Data excerpts
======
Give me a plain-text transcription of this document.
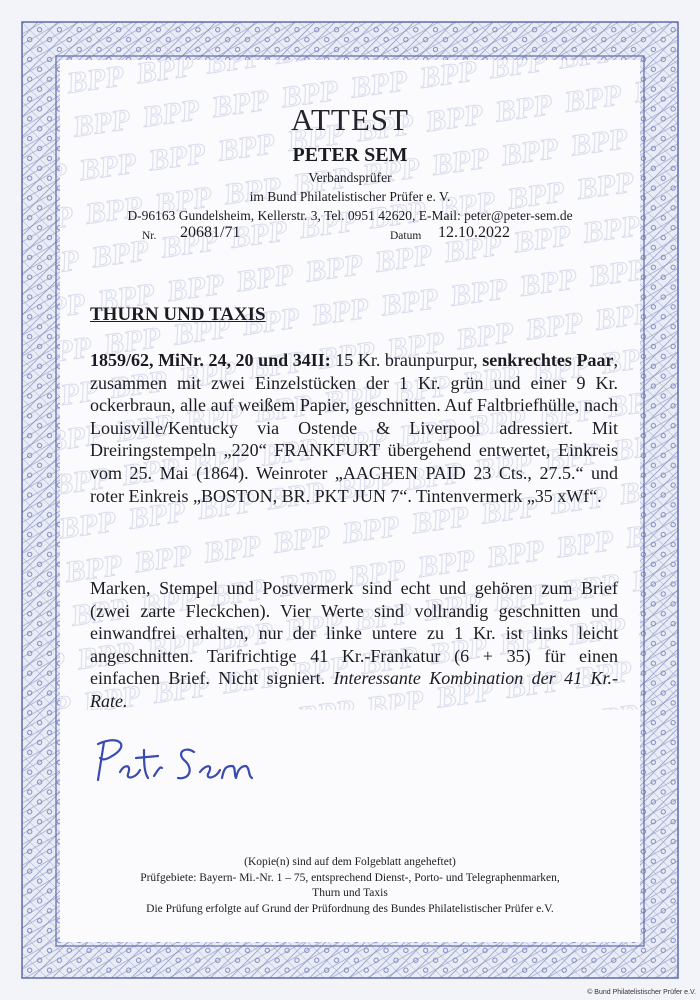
ATTEST
PETER SEM
Verbandsprüfer
im Bund Philatelistischer Prüfer e. V.
D-96163 Gundelsheim, Kellerstr. 3, Tel. 0951 42620, E-Mail: peter@peter-sem.de
Nr. 20681/71	Datum 12.10.2022
THURN UND TAXIS

1859/62, MiNr. 24, 20 und 34II: 15 Kr. braunpurpur, senkrechtes Paar, zusammen mit zwei Einzelstücken der 1 Kr. grün und einer 9 Kr. ockerbraun, alle auf weißem Papier, geschnitten. Auf Faltbriefhülle, nach Louisville/Kentucky via Ostende & Liverpool adressiert. Mit Dreiringstempeln „220“ FRANKFURT übergehend entwertet, Einkreis vom 25. Mai (1864). Weinroter „AACHEN PAID 23 Cts., 27.5.“ und roter Einkreis „BOSTON, BR. PKT JUN 7“. Tintenvermerk „35 xWf“.

Marken, Stempel und Postvermerk sind echt und gehören zum Brief (zwei zarte Fleckchen). Vier Werte sind vollrandig geschnitten und einwandfrei erhalten, nur der linke untere zu 1 Kr. ist links leicht angeschnitten. Tarifrichtige 41 Kr.-Frankatur (6 + 35) für einen einfachen Brief. Nicht signiert. Interessante Kombination der 41 Kr.-Rate.

(Kopie(n) sind auf dem Folgeblatt angeheftet)
Prüfgebiete: Bayern- Mi.-Nr. 1 – 75, entsprechend Dienst-, Porto- und Telegraphenmarken,
Thurn und Taxis
Die Prüfung erfolgte auf Grund der Prüfordnung des Bundes Philatelistischer Prüfer e.V.
© Bund Philatelistischer Prüfer e.V.
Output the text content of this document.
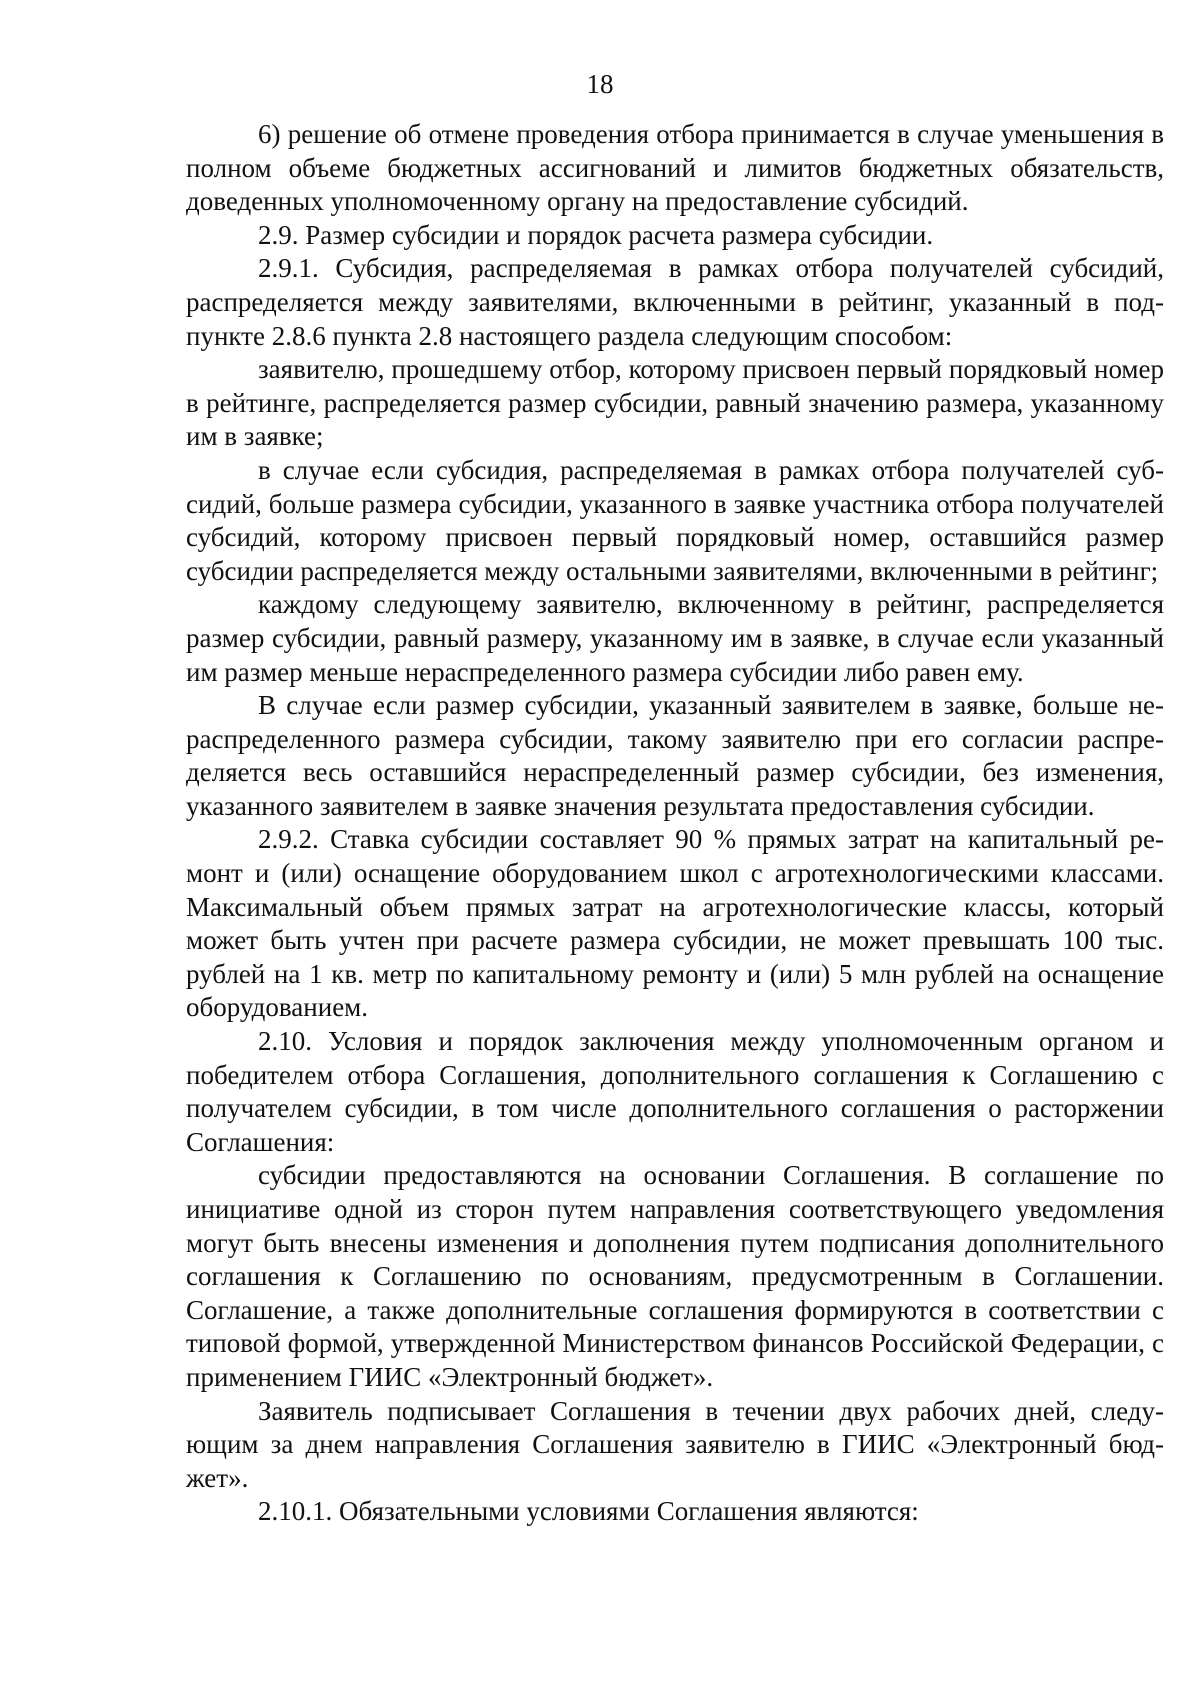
18

6) решение об отмене проведения отбора принимается в случае уменьшения в полном объеме бюджетных ассигнований и лимитов бюджетных обязательств, доведенных уполномоченному органу на предоставление субсидий.

2.9. Размер субсидии и порядок расчета размера субсидии.

2.9.1. Субсидия, распределяемая в рамках отбора получателей субсидий, распределяется между заявителями, включенными в рейтинг, указанный в подпункте 2.8.6 пункта 2.8 настоящего раздела следующим способом:

заявителю, прошедшему отбор, которому присвоен первый порядковый номер в рейтинге, распределяется размер субсидии, равный значению размера, указанному им в заявке;

в случае если субсидия, распределяемая в рамках отбора получателей субсидий, больше размера субсидии, указанного в заявке участника отбора получателей субсидий, которому присвоен первый порядковый номер, оставшийся размер субсидии распределяется между остальными заявителями, включенными в рейтинг;

каждому следующему заявителю, включенному в рейтинг, распределяется размер субсидии, равный размеру, указанному им в заявке, в случае если указанный им размер меньше нераспределенного размера субсидии либо равен ему.

В случае если размер субсидии, указанный заявителем в заявке, больше нераспределенного размера субсидии, такому заявителю при его согласии распределяется весь оставшийся нераспределенный размер субсидии, без изменения, указанного заявителем в заявке значения результата предоставления субсидии.

2.9.2. Ставка субсидии составляет 90 % прямых затрат на капитальный ремонт и (или) оснащение оборудованием школ с агротехнологическими классами. Максимальный объем прямых затрат на агротехнологические классы, который может быть учтен при расчете размера субсидии, не может превышать 100 тыс. рублей на 1 кв. метр по капитальному ремонту и (или) 5 млн рублей на оснащение оборудованием.

2.10. Условия и порядок заключения между уполномоченным органом и победителем отбора Соглашения, дополнительного соглашения к Соглашению с получателем субсидии, в том числе дополнительного соглашения о расторжении Соглашения:

субсидии предоставляются на основании Соглашения. В соглашение по инициативе одной из сторон путем направления соответствующего уведомления могут быть внесены изменения и дополнения путем подписания дополнительного соглашения к Соглашению по основаниям, предусмотренным в Соглашении. Соглашение, а также дополнительные соглашения формируются в соответствии с типовой формой, утвержденной Министерством финансов Российской Федерации, с применением ГИИС «Электронный бюджет».

Заявитель подписывает Соглашения в течении двух рабочих дней, следующим за днем направления Соглашения заявителю в ГИИС «Электронный бюджет».

2.10.1. Обязательными условиями Соглашения являются:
======
Leave out the pictures, and give all the records again exactly.

Give me a plain-text transcription of this document.
ATTEST
PETER SEM
Verbandsprüfer
im Bund Philatelistischer Prüfer e. V.
D-96163 Gundelsheim, Kellerstr. 3, Tel. 0951 42620, E-Mail: peter@peter-sem.de
Nr. 20681/71	Datum 12.10.2022
THURN UND TAXIS

1859/62, MiNr. 24, 20 und 34II: 15 Kr. braunpurpur, senkrechtes Paar, zusammen mit zwei Einzelstücken der 1 Kr. grün und einer 9 Kr. ockerbraun, alle auf weißem Papier, geschnitten. Auf Faltbriefhülle, nach Louisville/Kentucky via Ostende & Liverpool adressiert. Mit Dreiringstempeln „220“ FRANKFURT übergehend entwertet, Einkreis vom 25. Mai (1864). Weinroter „AACHEN PAID 23 Cts., 27.5.“ und roter Einkreis „BOSTON, BR. PKT JUN 7“. Tintenvermerk „35 xWf“.

Marken, Stempel und Postvermerk sind echt und gehören zum Brief (zwei zarte Fleckchen). Vier Werte sind vollrandig geschnitten und einwandfrei erhalten, nur der linke untere zu 1 Kr. ist links leicht angeschnitten. Tarifrichtige 41 Kr.-Frankatur (6 + 35) für einen einfachen Brief. Nicht signiert. Interessante Kombination der 41 Kr.-Rate.

(Kopie(n) sind auf dem Folgeblatt angeheftet)
Prüfgebiete: Bayern- Mi.-Nr. 1 – 75, entsprechend Dienst-, Porto- und Telegraphenmarken,
Thurn und Taxis
Die Prüfung erfolgte auf Grund der Prüfordnung des Bundes Philatelistischer Prüfer e.V.
© Bund Philatelistischer Prüfer e.V.
Output the text content of this document.
18

6) решение об отмене проведения отбора принимается в случае уменьшения в полном объеме бюджетных ассигнований и лимитов бюджетных обязательств, доведенных уполномоченному органу на предоставление субсидий.

2.9. Размер субсидии и порядок расчета размера субсидии.

2.9.1. Субсидия, распределяемая в рамках отбора получателей субсидий, распределяется между заявителями, включенными в рейтинг, указанный в подпункте 2.8.6 пункта 2.8 настоящего раздела следующим способом:

заявителю, прошедшему отбор, которому присвоен первый порядковый номер в рейтинге, распределяется размер субсидии, равный значению размера, указанному им в заявке;

в случае если субсидия, распределяемая в рамках отбора получателей субсидий, больше размера субсидии, указанного в заявке участника отбора получателей субсидий, которому присвоен первый порядковый номер, оставшийся размер субсидии распределяется между остальными заявителями, включенными в рейтинг;

каждому следующему заявителю, включенному в рейтинг, распределяется размер субсидии, равный размеру, указанному им в заявке, в случае если указанный им размер меньше нераспределенного размера субсидии либо равен ему.

В случае если размер субсидии, указанный заявителем в заявке, больше нераспределенного размера субсидии, такому заявителю при его согласии распределяется весь оставшийся нераспределенный размер субсидии, без изменения, указанного заявителем в заявке значения результата предоставления субсидии.

2.9.2. Ставка субсидии составляет 90 % прямых затрат на капитальный ремонт и (или) оснащение оборудованием школ с агротехнологическими классами. Максимальный объем прямых затрат на агротехнологические классы, который может быть учтен при расчете размера субсидии, не может превышать 100 тыс. рублей на 1 кв. метр по капитальному ремонту и (или) 5 млн рублей на оснащение оборудованием.

2.10. Условия и порядок заключения между уполномоченным органом и победителем отбора Соглашения, дополнительного соглашения к Соглашению с получателем субсидии, в том числе дополнительного соглашения о расторжении Соглашения:

субсидии предоставляются на основании Соглашения. В соглашение по инициативе одной из сторон путем направления соответствующего уведомления могут быть внесены изменения и дополнения путем подписания дополнительного соглашения к Соглашению по основаниям, предусмотренным в Соглашении. Соглашение, а также дополнительные соглашения формируются в соответствии с типовой формой, утвержденной Министерством финансов Российской Федерации, с применением ГИИС «Электронный бюджет».

Заявитель подписывает Соглашения в течении двух рабочих дней, следующим за днем направления Соглашения заявителю в ГИИС «Электронный бюджет».

2.10.1. Обязательными условиями Соглашения являются:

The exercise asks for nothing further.